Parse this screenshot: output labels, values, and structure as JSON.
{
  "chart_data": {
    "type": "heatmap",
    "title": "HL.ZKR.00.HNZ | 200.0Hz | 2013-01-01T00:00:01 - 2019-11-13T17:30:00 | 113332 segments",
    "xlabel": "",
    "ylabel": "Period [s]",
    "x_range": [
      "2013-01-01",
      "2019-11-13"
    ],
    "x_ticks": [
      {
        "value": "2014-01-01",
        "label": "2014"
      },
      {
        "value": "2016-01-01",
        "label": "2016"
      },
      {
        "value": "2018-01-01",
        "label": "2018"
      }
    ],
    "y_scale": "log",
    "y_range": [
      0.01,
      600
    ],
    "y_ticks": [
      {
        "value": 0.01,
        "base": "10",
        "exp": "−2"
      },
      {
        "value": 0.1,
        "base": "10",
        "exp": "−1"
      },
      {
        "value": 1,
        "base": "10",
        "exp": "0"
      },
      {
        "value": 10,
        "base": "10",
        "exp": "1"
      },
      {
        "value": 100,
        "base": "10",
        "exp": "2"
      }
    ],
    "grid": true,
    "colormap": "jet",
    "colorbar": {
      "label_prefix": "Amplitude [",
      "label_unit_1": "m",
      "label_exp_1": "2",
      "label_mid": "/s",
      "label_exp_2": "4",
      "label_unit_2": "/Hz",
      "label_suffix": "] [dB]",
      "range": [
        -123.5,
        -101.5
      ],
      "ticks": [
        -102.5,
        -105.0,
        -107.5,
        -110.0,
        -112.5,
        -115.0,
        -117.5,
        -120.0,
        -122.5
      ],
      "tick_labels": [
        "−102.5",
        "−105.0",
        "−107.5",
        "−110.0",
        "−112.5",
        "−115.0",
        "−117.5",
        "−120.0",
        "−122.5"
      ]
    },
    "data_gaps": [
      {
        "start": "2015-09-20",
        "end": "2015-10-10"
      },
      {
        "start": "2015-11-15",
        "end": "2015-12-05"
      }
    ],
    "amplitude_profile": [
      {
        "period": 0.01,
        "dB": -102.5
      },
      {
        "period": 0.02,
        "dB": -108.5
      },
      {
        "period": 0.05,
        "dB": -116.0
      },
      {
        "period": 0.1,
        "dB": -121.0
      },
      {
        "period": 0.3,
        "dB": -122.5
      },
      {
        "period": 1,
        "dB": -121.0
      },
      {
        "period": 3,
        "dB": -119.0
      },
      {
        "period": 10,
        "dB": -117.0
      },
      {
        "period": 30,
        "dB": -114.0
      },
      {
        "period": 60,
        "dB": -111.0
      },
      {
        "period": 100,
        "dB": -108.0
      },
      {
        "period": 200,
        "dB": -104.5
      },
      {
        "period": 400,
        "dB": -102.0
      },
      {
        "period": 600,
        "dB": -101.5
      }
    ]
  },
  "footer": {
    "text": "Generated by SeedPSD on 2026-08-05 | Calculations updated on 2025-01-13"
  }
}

┄┄┄┄┄┄┄┄┄┄

INSTRUCTIONS FOR THE TASK: Print the listing above in full, exactly as it is.

SOLVED EXERCISE:
Parse this screenshot: output labels, values, and structure as JSON.
{
  "chart_data": {
    "type": "heatmap",
    "title": "HL.ZKR.00.HNZ | 200.0Hz | 2013-01-01T00:00:01 - 2019-11-13T17:30:00 | 113332 segments",
    "xlabel": "",
    "ylabel": "Period [s]",
    "x_range": [
      "2013-01-01",
      "2019-11-13"
    ],
    "x_ticks": [
      {
        "value": "2014-01-01",
        "label": "2014"
      },
      {
        "value": "2016-01-01",
        "label": "2016"
      },
      {
        "value": "2018-01-01",
        "label": "2018"
      }
    ],
    "y_scale": "log",
    "y_range": [
      0.01,
      600
    ],
    "y_ticks": [
      {
        "value": 0.01,
        "base": "10",
        "exp": "−2"
      },
      {
        "value": 0.1,
        "base": "10",
        "exp": "−1"
      },
      {
        "value": 1,
        "base": "10",
        "exp": "0"
      },
      {
        "value": 10,
        "base": "10",
        "exp": "1"
      },
      {
        "value": 100,
        "base": "10",
        "exp": "2"
      }
    ],
    "grid": true,
    "colormap": "jet",
    "colorbar": {
      "label_prefix": "Amplitude [",
      "label_unit_1": "m",
      "label_exp_1": "2",
      "label_mid": "/s",
      "label_exp_2": "4",
      "label_unit_2": "/Hz",
      "label_suffix": "] [dB]",
      "range": [
        -123.5,
        -101.5
      ],
      "ticks": [
        -102.5,
        -105.0,
        -107.5,
        -110.0,
        -112.5,
        -115.0,
        -117.5,
        -120.0,
        -122.5
      ],
      "tick_labels": [
        "−102.5",
        "−105.0",
        "−107.5",
        "−110.0",
        "−112.5",
        "−115.0",
        "−117.5",
        "−120.0",
        "−122.5"
      ]
    },
    "data_gaps": [
      {
        "start": "2015-09-20",
        "end": "2015-10-10"
      },
      {
        "start": "2015-11-15",
        "end": "2015-12-05"
      }
    ],
    "amplitude_profile": [
      {
        "period": 0.01,
        "dB": -102.5
      },
      {
        "period": 0.02,
        "dB": -108.5
      },
      {
        "period": 0.05,
        "dB": -116.0
      },
      {
        "period": 0.1,
        "dB": -121.0
      },
      {
        "period": 0.3,
        "dB": -122.5
      },
      {
        "period": 1,
        "dB": -121.0
      },
      {
        "period": 3,
        "dB": -119.0
      },
      {
        "period": 10,
        "dB": -117.0
      },
      {
        "period": 30,
        "dB": -114.0
      },
      {
        "period": 60,
        "dB": -111.0
      },
      {
        "period": 100,
        "dB": -108.0
      },
      {
        "period": 200,
        "dB": -104.5
      },
      {
        "period": 400,
        "dB": -102.0
      },
      {
        "period": 600,
        "dB": -101.5
      }
    ]
  },
  "footer": {
    "text": "Generated by SeedPSD on 2026-08-05 | Calculations updated on 2025-01-13"
  }
}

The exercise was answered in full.